SET PROBLEM:
Give the data below again, word for word.

SUPPLIED DATA:
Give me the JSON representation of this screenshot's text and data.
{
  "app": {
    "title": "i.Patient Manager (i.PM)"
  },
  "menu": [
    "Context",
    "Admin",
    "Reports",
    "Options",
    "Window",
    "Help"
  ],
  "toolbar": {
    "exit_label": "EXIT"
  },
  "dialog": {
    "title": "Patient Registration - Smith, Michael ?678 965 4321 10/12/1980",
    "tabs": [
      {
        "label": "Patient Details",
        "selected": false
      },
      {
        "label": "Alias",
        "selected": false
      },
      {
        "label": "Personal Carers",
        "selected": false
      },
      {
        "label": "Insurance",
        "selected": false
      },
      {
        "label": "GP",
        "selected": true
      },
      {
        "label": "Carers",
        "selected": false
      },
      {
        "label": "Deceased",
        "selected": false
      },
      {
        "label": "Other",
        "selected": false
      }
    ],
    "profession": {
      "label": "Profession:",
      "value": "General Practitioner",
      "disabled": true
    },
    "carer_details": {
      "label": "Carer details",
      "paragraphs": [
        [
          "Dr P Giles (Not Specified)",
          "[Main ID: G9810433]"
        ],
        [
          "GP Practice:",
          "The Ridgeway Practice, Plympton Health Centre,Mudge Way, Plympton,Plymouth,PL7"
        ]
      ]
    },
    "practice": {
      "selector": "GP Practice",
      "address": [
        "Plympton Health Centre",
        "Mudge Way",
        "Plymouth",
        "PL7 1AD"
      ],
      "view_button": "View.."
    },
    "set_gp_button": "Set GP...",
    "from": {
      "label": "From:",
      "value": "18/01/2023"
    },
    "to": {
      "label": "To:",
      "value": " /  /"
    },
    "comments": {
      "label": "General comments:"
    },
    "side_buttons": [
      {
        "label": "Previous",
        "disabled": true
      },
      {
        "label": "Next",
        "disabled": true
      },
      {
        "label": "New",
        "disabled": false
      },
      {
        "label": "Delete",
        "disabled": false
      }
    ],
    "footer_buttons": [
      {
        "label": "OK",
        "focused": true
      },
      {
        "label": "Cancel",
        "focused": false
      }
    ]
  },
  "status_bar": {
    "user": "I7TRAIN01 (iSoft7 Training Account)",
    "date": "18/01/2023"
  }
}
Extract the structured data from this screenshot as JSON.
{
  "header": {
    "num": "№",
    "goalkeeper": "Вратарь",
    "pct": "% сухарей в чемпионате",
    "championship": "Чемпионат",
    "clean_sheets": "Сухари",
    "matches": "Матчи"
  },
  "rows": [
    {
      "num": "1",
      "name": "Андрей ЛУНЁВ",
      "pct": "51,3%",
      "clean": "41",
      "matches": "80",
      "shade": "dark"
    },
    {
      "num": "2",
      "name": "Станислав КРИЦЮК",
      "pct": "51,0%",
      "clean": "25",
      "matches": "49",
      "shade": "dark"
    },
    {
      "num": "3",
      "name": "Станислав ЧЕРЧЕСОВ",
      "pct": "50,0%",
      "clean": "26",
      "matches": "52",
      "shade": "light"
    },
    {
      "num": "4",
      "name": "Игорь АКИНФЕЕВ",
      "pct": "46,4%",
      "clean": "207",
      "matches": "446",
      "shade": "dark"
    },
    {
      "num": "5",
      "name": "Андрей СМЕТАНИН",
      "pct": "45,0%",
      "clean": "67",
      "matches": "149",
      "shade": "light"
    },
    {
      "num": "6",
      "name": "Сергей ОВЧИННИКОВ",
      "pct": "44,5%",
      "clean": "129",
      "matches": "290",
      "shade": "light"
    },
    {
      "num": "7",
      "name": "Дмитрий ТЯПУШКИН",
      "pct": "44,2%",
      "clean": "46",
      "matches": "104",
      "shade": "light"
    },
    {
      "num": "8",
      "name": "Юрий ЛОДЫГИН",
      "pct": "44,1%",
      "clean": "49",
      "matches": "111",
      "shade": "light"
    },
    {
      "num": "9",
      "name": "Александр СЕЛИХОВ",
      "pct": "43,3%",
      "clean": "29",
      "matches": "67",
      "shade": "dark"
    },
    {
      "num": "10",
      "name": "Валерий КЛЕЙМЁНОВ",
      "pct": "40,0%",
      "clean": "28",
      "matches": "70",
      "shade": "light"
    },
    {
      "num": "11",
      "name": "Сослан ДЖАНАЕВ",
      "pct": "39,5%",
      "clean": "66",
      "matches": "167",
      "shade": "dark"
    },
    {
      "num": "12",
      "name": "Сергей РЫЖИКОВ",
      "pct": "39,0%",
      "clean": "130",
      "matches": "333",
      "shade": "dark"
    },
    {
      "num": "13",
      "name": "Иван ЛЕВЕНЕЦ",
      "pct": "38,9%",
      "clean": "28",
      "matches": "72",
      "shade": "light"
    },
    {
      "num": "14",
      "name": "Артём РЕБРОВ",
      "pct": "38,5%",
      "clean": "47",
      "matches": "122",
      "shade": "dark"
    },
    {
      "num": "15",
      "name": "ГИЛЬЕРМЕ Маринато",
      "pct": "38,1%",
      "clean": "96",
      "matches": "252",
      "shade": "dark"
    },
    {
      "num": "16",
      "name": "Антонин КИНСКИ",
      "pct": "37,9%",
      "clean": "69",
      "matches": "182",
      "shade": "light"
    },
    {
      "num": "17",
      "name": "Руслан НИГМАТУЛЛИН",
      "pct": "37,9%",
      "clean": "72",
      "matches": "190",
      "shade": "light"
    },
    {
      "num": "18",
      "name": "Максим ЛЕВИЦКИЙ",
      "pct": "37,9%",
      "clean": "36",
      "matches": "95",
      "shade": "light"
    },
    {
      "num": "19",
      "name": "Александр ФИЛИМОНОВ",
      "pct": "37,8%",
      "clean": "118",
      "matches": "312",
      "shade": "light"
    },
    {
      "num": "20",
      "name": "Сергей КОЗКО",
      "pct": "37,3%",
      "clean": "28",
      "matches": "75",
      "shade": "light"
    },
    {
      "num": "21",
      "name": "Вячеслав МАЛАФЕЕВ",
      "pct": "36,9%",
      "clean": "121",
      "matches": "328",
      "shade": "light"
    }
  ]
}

EXPECTED ANSWER:
Give me the JSON representation of this screenshot's text and data.
{
  "app": {
    "title": "i.Patient Manager (i.PM)"
  },
  "menu": [
    "Context",
    "Admin",
    "Reports",
    "Options",
    "Window",
    "Help"
  ],
  "toolbar": {
    "exit_label": "EXIT"
  },
  "dialog": {
    "title": "Patient Registration - Smith, Michael ?678 965 4321 10/12/1980",
    "tabs": [
      {
        "label": "Patient Details",
        "selected": false
      },
      {
        "label": "Alias",
        "selected": false
      },
      {
        "label": "Personal Carers",
        "selected": false
      },
      {
        "label": "Insurance",
        "selected": false
      },
      {
        "label": "GP",
        "selected": true
      },
      {
        "label": "Carers",
        "selected": false
      },
      {
        "label": "Deceased",
        "selected": false
      },
      {
        "label": "Other",
        "selected": false
      }
    ],
    "profession": {
      "label": "Profession:",
      "value": "General Practitioner",
      "disabled": true
    },
    "carer_details": {
      "label": "Carer details",
      "paragraphs": [
        [
          "Dr P Giles (Not Specified)",
          "[Main ID: G9810433]"
        ],
        [
          "GP Practice:",
          "The Ridgeway Practice, Plympton Health Centre,Mudge Way, Plympton,Plymouth,PL7"
        ]
      ]
    },
    "practice": {
      "selector": "GP Practice",
      "address": [
        "Plympton Health Centre",
        "Mudge Way",
        "Plymouth",
        "PL7 1AD"
      ],
      "view_button": "View.."
    },
    "set_gp_button": "Set GP...",
    "from": {
      "label": "From:",
      "value": "18/01/2023"
    },
    "to": {
      "label": "To:",
      "value": " /  /"
    },
    "comments": {
      "label": "General comments:"
    },
    "side_buttons": [
      {
        "label": "Previous",
        "disabled": true
      },
      {
        "label": "Next",
        "disabled": true
      },
      {
        "label": "New",
        "disabled": false
      },
      {
        "label": "Delete",
        "disabled": false
      }
    ],
    "footer_buttons": [
      {
        "label": "OK",
        "focused": true
      },
      {
        "label": "Cancel",
        "focused": false
      }
    ]
  },
  "status_bar": {
    "user": "I7TRAIN01 (iSoft7 Training Account)",
    "date": "18/01/2023"
  }
}
Extract the structured data from this screenshot as JSON.
{
  "header": {
    "num": "№",
    "goalkeeper": "Вратарь",
    "pct": "% сухарей в чемпионате",
    "championship": "Чемпионат",
    "clean_sheets": "Сухари",
    "matches": "Матчи"
  },
  "rows": [
    {
      "num": "1",
      "name": "Андрей ЛУНЁВ",
      "pct": "51,3%",
      "clean": "41",
      "matches": "80",
      "shade": "dark"
    },
    {
      "num": "2",
      "name": "Станислав КРИЦЮК",
      "pct": "51,0%",
      "clean": "25",
      "matches": "49",
      "shade": "dark"
    },
    {
      "num": "3",
      "name": "Станислав ЧЕРЧЕСОВ",
      "pct": "50,0%",
      "clean": "26",
      "matches": "52",
      "shade": "light"
    },
    {
      "num": "4",
      "name": "Игорь АКИНФЕЕВ",
      "pct": "46,4%",
      "clean": "207",
      "matches": "446",
      "shade": "dark"
    },
    {
      "num": "5",
      "name": "Андрей СМЕТАНИН",
      "pct": "45,0%",
      "clean": "67",
      "matches": "149",
      "shade": "light"
    },
    {
      "num": "6",
      "name": "Сергей ОВЧИННИКОВ",
      "pct": "44,5%",
      "clean": "129",
      "matches": "290",
      "shade": "light"
    },
    {
      "num": "7",
      "name": "Дмитрий ТЯПУШКИН",
      "pct": "44,2%",
      "clean": "46",
      "matches": "104",
      "shade": "light"
    },
    {
      "num": "8",
      "name": "Юрий ЛОДЫГИН",
      "pct": "44,1%",
      "clean": "49",
      "matches": "111",
      "shade": "light"
    },
    {
      "num": "9",
      "name": "Александр СЕЛИХОВ",
      "pct": "43,3%",
      "clean": "29",
      "matches": "67",
      "shade": "dark"
    },
    {
      "num": "10",
      "name": "Валерий КЛЕЙМЁНОВ",
      "pct": "40,0%",
      "clean": "28",
      "matches": "70",
      "shade": "light"
    },
    {
      "num": "11",
      "name": "Сослан ДЖАНАЕВ",
      "pct": "39,5%",
      "clean": "66",
      "matches": "167",
      "shade": "dark"
    },
    {
      "num": "12",
      "name": "Сергей РЫЖИКОВ",
      "pct": "39,0%",
      "clean": "130",
      "matches": "333",
      "shade": "dark"
    },
    {
      "num": "13",
      "name": "Иван ЛЕВЕНЕЦ",
      "pct": "38,9%",
      "clean": "28",
      "matches": "72",
      "shade": "light"
    },
    {
      "num": "14",
      "name": "Артём РЕБРОВ",
      "pct": "38,5%",
      "clean": "47",
      "matches": "122",
      "shade": "dark"
    },
    {
      "num": "15",
      "name": "ГИЛЬЕРМЕ Маринато",
      "pct": "38,1%",
      "clean": "96",
      "matches": "252",
      "shade": "dark"
    },
    {
      "num": "16",
      "name": "Антонин КИНСКИ",
      "pct": "37,9%",
      "clean": "69",
      "matches": "182",
      "shade": "light"
    },
    {
      "num": "17",
      "name": "Руслан НИГМАТУЛЛИН",
      "pct": "37,9%",
      "clean": "72",
      "matches": "190",
      "shade": "light"
    },
    {
      "num": "18",
      "name": "Максим ЛЕВИЦКИЙ",
      "pct": "37,9%",
      "clean": "36",
      "matches": "95",
      "shade": "light"
    },
    {
      "num": "19",
      "name": "Александр ФИЛИМОНОВ",
      "pct": "37,8%",
      "clean": "118",
      "matches": "312",
      "shade": "light"
    },
    {
      "num": "20",
      "name": "Сергей КОЗКО",
      "pct": "37,3%",
      "clean": "28",
      "matches": "75",
      "shade": "light"
    },
    {
      "num": "21",
      "name": "Вячеслав МАЛАФЕЕВ",
      "pct": "36,9%",
      "clean": "121",
      "matches": "328",
      "shade": "light"
    }
  ]
}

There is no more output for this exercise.